▶ EXCERPT PROVIDED

========================================================================

In this step, we train a deep (feed-forward) classifier:
$$
\hat{f}\triangleq \operatorname{Softmax}_N\circ W_J\circ \sigma \bullet \dots \sigma \bullet W_1,
$$
to identify which barycenter we are closest to.

Re-Load Grid and Redefine Relevant Input/Output dimensions in dictionary.

#### Train Deep Classifier

In [None]:
# Re-Load Hyper-parameter Grid
exec(open('CV_Grid.py').read())
# Re-Load Classifier Function(s)
exec(open('Helper_Functions.py').read())

In [None]:
print("==========================================")
print("Training Classifer Portion of Type-A Model")
print("==========================================")

# Redefine (Dimension-related) Elements of Grid
param_grid_Deep_Classifier['input_dim'] = [2]
param_grid_Deep_Classifier['output_dim'] = [N_Quantizers_to_parameterize]

# Train simple deep classifier
predicted_classes_train, predicted_classes_test, N_params_deep_classifier, timer_output = build_simple_deep_classifier(n_folds = CV_folds, 
                                                                                                        n_jobs = n_jobs, 
                                                                                                        n_iter = n_iter, 
                                                                                                        param_grid_in=param_grid_Deep_Classifier, 
                                                                                                        X_train = X_train, 
                                                                                                        y_train = Classifer_Wasserstein_Centers,
                                                                                                        X_test = X_test)

========================================================================

▶ STORED DATA
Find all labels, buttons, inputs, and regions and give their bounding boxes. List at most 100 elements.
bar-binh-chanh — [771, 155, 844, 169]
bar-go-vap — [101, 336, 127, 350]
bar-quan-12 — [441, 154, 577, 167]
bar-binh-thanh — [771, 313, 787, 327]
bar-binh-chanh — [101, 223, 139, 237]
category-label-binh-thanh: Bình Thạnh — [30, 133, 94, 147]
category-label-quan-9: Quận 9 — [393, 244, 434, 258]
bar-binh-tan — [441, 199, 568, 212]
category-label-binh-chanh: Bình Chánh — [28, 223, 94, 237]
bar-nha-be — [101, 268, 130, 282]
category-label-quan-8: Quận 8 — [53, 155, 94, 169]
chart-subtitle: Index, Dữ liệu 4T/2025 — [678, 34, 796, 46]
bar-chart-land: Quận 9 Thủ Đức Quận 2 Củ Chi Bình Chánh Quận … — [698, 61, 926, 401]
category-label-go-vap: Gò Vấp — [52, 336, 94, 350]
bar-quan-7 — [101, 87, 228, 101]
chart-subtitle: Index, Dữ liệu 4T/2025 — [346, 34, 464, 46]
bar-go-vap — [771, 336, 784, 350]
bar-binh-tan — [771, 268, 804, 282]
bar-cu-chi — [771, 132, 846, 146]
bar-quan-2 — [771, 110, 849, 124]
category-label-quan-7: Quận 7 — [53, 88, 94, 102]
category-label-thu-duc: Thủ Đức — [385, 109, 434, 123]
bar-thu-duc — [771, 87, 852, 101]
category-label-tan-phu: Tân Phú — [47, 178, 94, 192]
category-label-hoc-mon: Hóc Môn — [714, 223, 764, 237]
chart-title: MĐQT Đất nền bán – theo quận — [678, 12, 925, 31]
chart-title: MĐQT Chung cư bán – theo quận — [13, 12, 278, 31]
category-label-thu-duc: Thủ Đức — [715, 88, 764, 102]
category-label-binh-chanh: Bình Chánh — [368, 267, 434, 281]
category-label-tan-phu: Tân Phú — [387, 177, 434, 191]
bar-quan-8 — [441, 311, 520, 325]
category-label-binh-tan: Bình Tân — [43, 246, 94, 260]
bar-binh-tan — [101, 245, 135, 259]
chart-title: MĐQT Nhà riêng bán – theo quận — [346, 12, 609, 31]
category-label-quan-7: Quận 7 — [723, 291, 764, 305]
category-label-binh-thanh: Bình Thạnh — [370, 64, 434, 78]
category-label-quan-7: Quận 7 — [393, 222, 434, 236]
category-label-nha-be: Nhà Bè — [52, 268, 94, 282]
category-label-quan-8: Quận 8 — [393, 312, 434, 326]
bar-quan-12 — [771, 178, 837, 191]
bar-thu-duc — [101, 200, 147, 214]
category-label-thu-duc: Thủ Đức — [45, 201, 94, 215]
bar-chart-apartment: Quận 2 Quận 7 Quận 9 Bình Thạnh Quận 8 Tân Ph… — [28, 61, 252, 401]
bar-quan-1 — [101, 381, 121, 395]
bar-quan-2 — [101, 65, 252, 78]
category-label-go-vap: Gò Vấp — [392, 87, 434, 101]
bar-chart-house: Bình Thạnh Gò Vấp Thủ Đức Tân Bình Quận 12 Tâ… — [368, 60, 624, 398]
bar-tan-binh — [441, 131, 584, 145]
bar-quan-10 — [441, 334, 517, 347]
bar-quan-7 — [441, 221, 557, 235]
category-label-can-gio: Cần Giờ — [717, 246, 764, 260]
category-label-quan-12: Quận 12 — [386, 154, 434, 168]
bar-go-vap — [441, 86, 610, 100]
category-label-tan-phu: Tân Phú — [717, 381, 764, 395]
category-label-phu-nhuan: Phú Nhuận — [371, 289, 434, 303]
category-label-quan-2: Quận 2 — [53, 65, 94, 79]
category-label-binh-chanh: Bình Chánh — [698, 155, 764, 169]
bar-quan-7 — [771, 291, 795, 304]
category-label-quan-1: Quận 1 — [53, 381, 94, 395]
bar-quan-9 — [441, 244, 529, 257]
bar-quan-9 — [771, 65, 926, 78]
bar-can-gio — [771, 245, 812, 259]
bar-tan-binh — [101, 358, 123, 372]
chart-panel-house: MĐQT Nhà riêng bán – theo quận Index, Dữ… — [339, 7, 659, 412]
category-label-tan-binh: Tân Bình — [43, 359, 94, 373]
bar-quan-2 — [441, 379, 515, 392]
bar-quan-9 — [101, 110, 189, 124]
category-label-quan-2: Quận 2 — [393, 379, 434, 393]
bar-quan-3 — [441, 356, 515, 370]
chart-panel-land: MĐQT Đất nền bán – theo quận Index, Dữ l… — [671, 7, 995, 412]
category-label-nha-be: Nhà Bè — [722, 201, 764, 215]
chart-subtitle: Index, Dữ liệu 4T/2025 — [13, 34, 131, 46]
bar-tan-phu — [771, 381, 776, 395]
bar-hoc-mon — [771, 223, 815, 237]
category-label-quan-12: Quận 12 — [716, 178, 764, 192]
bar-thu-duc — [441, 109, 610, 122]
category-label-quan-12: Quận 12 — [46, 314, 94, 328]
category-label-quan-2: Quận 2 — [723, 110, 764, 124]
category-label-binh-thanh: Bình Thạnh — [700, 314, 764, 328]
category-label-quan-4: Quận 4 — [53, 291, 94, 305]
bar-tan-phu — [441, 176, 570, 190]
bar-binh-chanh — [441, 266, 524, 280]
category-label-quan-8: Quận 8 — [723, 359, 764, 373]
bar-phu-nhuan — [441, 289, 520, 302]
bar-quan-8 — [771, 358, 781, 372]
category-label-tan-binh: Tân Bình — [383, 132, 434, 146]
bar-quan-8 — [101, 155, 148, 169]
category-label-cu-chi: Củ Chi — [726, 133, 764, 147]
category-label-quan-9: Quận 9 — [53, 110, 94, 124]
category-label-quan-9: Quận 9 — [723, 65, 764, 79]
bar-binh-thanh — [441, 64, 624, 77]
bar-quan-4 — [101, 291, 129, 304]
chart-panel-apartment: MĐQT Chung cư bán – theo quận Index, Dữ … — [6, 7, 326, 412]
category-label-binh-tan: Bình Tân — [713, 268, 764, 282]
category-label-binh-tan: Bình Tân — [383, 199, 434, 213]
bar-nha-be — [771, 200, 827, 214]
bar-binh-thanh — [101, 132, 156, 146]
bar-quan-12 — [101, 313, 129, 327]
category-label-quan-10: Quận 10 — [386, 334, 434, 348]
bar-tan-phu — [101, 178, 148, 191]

========================================================================

▶ CHALLENGE 1
Condense the paragraph in the classifier-training excerpt that begins "In this step, we train a deep" into one or two sentences, keeping its main facts.
▶ CHALLENGE 2
From the classifier-training excerpt, return the passage that begins at the words "In this step, we" and stops after "dimensions in dictionary.".

▶ CORRECT RESULT 1
This step trains a deep feed-forward classifier. It is built as a softmax over N outputs applied to alternating weight layers (W_J through W_1) and activations σ, and it determines which barycenter is closest.

▶ CORRECT RESULT 2
In this step, we train a deep (feed-forward) classifier:
$$
\hat{f}\triangleq \operatorname{Softmax}_N\circ W_J\circ \sigma \bullet \dots \sigma \bullet W_1,
$$
to identify which barycenter we are closest to.

Re-Load Grid and Redefine Relevant Input/Output dimensions in dictionary.